EXCERPTED DATA:
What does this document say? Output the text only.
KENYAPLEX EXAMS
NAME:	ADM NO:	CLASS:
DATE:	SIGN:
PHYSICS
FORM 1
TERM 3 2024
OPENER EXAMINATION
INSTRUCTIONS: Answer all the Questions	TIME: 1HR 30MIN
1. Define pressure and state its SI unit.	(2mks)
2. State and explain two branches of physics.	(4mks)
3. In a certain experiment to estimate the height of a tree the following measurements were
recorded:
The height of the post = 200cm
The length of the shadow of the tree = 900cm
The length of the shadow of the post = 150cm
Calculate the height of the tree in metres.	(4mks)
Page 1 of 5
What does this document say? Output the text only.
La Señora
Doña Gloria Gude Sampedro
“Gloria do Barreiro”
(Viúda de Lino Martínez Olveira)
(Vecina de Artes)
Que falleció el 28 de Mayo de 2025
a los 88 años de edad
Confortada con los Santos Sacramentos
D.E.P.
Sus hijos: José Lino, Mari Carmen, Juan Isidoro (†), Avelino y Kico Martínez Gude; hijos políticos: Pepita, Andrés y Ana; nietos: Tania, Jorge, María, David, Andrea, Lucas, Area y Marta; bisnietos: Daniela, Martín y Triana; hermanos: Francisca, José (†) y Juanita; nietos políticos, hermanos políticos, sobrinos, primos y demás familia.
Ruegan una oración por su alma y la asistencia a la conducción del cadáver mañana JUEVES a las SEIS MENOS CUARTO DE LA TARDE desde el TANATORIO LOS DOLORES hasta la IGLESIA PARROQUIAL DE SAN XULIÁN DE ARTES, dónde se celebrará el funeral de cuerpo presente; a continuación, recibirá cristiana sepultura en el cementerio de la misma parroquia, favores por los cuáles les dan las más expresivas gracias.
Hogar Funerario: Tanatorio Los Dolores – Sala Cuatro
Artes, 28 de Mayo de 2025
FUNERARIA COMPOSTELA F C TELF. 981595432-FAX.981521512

GOAL:
Collect the lines that hold "Gloria".

TASK RESPONSE:
Doña Gloria Gude Sampedro
“Gloria do Barreiro”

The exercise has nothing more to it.